| WHAT TO PRODUCE |
Write out every line of the records below verbatim, with nothing changed.

Records taken from a collection:
▼▼▼
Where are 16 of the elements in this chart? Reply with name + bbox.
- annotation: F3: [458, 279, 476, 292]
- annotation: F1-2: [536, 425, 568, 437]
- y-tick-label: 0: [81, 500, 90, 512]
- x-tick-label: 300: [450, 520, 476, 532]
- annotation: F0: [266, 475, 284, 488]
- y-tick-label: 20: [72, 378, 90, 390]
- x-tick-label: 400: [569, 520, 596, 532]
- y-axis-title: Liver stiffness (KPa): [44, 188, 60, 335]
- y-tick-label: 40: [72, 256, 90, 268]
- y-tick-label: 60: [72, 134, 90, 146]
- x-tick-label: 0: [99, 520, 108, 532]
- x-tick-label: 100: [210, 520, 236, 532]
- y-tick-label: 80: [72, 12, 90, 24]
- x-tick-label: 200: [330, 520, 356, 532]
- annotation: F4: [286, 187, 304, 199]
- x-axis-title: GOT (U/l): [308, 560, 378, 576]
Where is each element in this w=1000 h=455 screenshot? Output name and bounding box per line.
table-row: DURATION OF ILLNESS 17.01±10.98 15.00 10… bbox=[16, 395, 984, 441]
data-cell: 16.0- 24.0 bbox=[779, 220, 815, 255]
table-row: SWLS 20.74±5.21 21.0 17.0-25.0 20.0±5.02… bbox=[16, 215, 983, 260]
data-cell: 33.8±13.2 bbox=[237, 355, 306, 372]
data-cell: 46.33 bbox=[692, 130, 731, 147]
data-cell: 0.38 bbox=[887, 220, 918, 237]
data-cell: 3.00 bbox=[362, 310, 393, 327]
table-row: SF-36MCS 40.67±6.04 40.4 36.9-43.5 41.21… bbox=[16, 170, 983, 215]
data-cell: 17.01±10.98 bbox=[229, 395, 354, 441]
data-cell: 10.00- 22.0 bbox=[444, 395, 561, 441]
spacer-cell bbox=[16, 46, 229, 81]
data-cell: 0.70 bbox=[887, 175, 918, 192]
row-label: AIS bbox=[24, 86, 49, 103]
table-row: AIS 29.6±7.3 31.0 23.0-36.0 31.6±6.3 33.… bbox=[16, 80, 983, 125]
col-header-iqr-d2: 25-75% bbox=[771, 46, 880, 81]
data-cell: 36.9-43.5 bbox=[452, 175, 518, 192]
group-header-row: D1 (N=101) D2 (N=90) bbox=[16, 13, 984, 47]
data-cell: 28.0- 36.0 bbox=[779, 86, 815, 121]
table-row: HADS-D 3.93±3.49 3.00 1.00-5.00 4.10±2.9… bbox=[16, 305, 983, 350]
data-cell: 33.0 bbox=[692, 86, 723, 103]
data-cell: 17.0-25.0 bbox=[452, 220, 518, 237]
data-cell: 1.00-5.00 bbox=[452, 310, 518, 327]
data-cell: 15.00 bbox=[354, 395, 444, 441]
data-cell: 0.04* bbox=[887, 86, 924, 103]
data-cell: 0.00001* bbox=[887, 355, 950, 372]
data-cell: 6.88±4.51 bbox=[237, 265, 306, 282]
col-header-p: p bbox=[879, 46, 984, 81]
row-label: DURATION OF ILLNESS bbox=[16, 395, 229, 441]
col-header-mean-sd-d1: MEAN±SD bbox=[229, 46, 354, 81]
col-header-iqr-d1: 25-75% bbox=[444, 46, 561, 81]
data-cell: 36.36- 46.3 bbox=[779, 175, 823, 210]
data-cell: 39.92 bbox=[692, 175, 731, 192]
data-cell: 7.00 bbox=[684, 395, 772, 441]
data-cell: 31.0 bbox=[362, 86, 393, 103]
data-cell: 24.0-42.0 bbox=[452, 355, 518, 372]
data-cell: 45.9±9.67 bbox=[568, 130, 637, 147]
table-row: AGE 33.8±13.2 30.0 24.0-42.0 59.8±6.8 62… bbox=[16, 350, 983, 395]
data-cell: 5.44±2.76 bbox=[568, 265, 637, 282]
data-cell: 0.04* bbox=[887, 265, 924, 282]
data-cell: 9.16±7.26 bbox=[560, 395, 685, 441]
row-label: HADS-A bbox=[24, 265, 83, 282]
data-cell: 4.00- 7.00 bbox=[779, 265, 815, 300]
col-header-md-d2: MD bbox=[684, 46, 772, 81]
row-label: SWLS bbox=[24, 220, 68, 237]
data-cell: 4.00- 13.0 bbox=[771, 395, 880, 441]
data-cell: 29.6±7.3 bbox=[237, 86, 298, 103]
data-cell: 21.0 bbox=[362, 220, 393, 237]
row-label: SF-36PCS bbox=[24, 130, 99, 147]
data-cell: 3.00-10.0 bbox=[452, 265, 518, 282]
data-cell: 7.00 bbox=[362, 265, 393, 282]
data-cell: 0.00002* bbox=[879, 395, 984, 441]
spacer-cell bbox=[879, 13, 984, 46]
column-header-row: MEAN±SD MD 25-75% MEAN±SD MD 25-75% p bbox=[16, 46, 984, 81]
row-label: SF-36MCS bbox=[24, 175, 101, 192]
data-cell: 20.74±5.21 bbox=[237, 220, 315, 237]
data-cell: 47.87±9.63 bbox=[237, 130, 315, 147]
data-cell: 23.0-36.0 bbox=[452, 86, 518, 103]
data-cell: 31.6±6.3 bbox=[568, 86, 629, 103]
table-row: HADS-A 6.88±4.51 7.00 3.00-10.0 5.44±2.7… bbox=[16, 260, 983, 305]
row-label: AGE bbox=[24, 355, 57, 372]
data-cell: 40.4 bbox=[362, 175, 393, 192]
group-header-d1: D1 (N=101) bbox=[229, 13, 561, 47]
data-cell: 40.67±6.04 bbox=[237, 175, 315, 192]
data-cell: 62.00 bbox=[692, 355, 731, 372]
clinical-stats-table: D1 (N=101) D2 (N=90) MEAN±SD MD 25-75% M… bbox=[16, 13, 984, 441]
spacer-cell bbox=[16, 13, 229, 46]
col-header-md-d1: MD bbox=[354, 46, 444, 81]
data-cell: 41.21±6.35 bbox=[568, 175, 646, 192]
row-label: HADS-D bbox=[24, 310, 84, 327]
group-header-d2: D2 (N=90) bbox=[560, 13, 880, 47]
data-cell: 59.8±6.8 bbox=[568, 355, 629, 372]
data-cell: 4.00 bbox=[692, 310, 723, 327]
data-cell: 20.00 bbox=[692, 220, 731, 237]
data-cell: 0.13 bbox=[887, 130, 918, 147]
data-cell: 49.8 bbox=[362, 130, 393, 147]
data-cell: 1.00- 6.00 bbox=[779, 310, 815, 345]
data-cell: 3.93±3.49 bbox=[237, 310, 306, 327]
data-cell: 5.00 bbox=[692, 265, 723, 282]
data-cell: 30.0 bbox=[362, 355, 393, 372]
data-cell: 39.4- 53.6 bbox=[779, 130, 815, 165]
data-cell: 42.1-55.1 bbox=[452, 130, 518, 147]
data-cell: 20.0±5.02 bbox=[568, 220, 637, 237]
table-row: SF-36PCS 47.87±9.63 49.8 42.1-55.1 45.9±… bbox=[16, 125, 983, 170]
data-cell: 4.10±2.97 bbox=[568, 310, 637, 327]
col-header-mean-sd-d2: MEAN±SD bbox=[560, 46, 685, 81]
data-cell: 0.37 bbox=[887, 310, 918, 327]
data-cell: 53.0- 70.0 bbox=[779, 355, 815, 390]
▲▲▲
| FINISHED TASK |
Where are 16 of the elements in this chart? Reply with name + bbox.
- annotation: F3: [458, 279, 476, 292]
- annotation: F1-2: [536, 425, 568, 437]
- y-tick-label: 0: [81, 500, 90, 512]
- x-tick-label: 300: [450, 520, 476, 532]
- annotation: F0: [266, 475, 284, 488]
- y-tick-label: 20: [72, 378, 90, 390]
- x-tick-label: 400: [569, 520, 596, 532]
- y-axis-title: Liver stiffness (KPa): [44, 188, 60, 335]
- y-tick-label: 40: [72, 256, 90, 268]
- y-tick-label: 60: [72, 134, 90, 146]
- x-tick-label: 0: [99, 520, 108, 532]
- x-tick-label: 100: [210, 520, 236, 532]
- y-tick-label: 80: [72, 12, 90, 24]
- x-tick-label: 200: [330, 520, 356, 532]
- annotation: F4: [286, 187, 304, 199]
- x-axis-title: GOT (U/l): [308, 560, 378, 576]
Where is each element in this w=1000 h=455 screenshot? Output name and bounding box per line.
table-row: DURATION OF ILLNESS 17.01±10.98 15.00 10… bbox=[16, 395, 984, 441]
data-cell: 16.0- 24.0 bbox=[779, 220, 815, 255]
table-row: SWLS 20.74±5.21 21.0 17.0-25.0 20.0±5.02… bbox=[16, 215, 983, 260]
data-cell: 33.8±13.2 bbox=[237, 355, 306, 372]
data-cell: 46.33 bbox=[692, 130, 731, 147]
data-cell: 0.38 bbox=[887, 220, 918, 237]
data-cell: 3.00 bbox=[362, 310, 393, 327]
table-row: SF-36MCS 40.67±6.04 40.4 36.9-43.5 41.21… bbox=[16, 170, 983, 215]
data-cell: 17.01±10.98 bbox=[229, 395, 354, 441]
data-cell: 10.00- 22.0 bbox=[444, 395, 561, 441]
spacer-cell bbox=[16, 46, 229, 81]
data-cell: 0.70 bbox=[887, 175, 918, 192]
row-label: AIS bbox=[24, 86, 49, 103]
table-row: AIS 29.6±7.3 31.0 23.0-36.0 31.6±6.3 33.… bbox=[16, 80, 983, 125]
col-header-iqr-d2: 25-75% bbox=[771, 46, 880, 81]
data-cell: 36.9-43.5 bbox=[452, 175, 518, 192]
group-header-row: D1 (N=101) D2 (N=90) bbox=[16, 13, 984, 47]
data-cell: 28.0- 36.0 bbox=[779, 86, 815, 121]
table-row: HADS-D 3.93±3.49 3.00 1.00-5.00 4.10±2.9… bbox=[16, 305, 983, 350]
data-cell: 33.0 bbox=[692, 86, 723, 103]
data-cell: 17.0-25.0 bbox=[452, 220, 518, 237]
data-cell: 1.00-5.00 bbox=[452, 310, 518, 327]
data-cell: 15.00 bbox=[354, 395, 444, 441]
data-cell: 0.04* bbox=[887, 86, 924, 103]
data-cell: 0.00001* bbox=[887, 355, 950, 372]
data-cell: 6.88±4.51 bbox=[237, 265, 306, 282]
col-header-p: p bbox=[879, 46, 984, 81]
row-label: DURATION OF ILLNESS bbox=[16, 395, 229, 441]
col-header-mean-sd-d1: MEAN±SD bbox=[229, 46, 354, 81]
col-header-iqr-d1: 25-75% bbox=[444, 46, 561, 81]
data-cell: 36.36- 46.3 bbox=[779, 175, 823, 210]
data-cell: 39.92 bbox=[692, 175, 731, 192]
data-cell: 7.00 bbox=[684, 395, 772, 441]
data-cell: 31.0 bbox=[362, 86, 393, 103]
data-cell: 24.0-42.0 bbox=[452, 355, 518, 372]
data-cell: 45.9±9.67 bbox=[568, 130, 637, 147]
table-row: AGE 33.8±13.2 30.0 24.0-42.0 59.8±6.8 62… bbox=[16, 350, 983, 395]
data-cell: 5.44±2.76 bbox=[568, 265, 637, 282]
data-cell: 0.04* bbox=[887, 265, 924, 282]
data-cell: 9.16±7.26 bbox=[560, 395, 685, 441]
row-label: HADS-A bbox=[24, 265, 83, 282]
data-cell: 4.00- 7.00 bbox=[779, 265, 815, 300]
col-header-md-d2: MD bbox=[684, 46, 772, 81]
row-label: SWLS bbox=[24, 220, 68, 237]
data-cell: 4.00- 13.0 bbox=[771, 395, 880, 441]
data-cell: 29.6±7.3 bbox=[237, 86, 298, 103]
data-cell: 21.0 bbox=[362, 220, 393, 237]
row-label: SF-36PCS bbox=[24, 130, 99, 147]
data-cell: 3.00-10.0 bbox=[452, 265, 518, 282]
data-cell: 7.00 bbox=[362, 265, 393, 282]
data-cell: 0.00002* bbox=[879, 395, 984, 441]
spacer-cell bbox=[879, 13, 984, 46]
column-header-row: MEAN±SD MD 25-75% MEAN±SD MD 25-75% p bbox=[16, 46, 984, 81]
row-label: SF-36MCS bbox=[24, 175, 101, 192]
data-cell: 20.74±5.21 bbox=[237, 220, 315, 237]
data-cell: 47.87±9.63 bbox=[237, 130, 315, 147]
data-cell: 23.0-36.0 bbox=[452, 86, 518, 103]
data-cell: 31.6±6.3 bbox=[568, 86, 629, 103]
table-row: HADS-A 6.88±4.51 7.00 3.00-10.0 5.44±2.7… bbox=[16, 260, 983, 305]
row-label: AGE bbox=[24, 355, 57, 372]
data-cell: 40.4 bbox=[362, 175, 393, 192]
group-header-d1: D1 (N=101) bbox=[229, 13, 561, 47]
data-cell: 40.67±6.04 bbox=[237, 175, 315, 192]
data-cell: 62.00 bbox=[692, 355, 731, 372]
clinical-stats-table: D1 (N=101) D2 (N=90) MEAN±SD MD 25-75% M… bbox=[16, 13, 984, 441]
spacer-cell bbox=[16, 13, 229, 46]
col-header-md-d1: MD bbox=[354, 46, 444, 81]
data-cell: 41.21±6.35 bbox=[568, 175, 646, 192]
row-label: HADS-D bbox=[24, 310, 84, 327]
group-header-d2: D2 (N=90) bbox=[560, 13, 880, 47]
data-cell: 59.8±6.8 bbox=[568, 355, 629, 372]
data-cell: 4.00 bbox=[692, 310, 723, 327]
data-cell: 20.00 bbox=[692, 220, 731, 237]
data-cell: 0.13 bbox=[887, 130, 918, 147]
data-cell: 49.8 bbox=[362, 130, 393, 147]
data-cell: 1.00- 6.00 bbox=[779, 310, 815, 345]
data-cell: 3.93±3.49 bbox=[237, 310, 306, 327]
data-cell: 5.00 bbox=[692, 265, 723, 282]
data-cell: 30.0 bbox=[362, 355, 393, 372]
data-cell: 39.4- 53.6 bbox=[779, 130, 815, 165]
data-cell: 42.1-55.1 bbox=[452, 130, 518, 147]
data-cell: 20.0±5.02 bbox=[568, 220, 637, 237]
table-row: SF-36PCS 47.87±9.63 49.8 42.1-55.1 45.9±… bbox=[16, 125, 983, 170]
data-cell: 4.10±2.97 bbox=[568, 310, 637, 327]
col-header-mean-sd-d2: MEAN±SD bbox=[560, 46, 685, 81]
data-cell: 0.37 bbox=[887, 310, 918, 327]
data-cell: 53.0- 70.0 bbox=[779, 355, 815, 390]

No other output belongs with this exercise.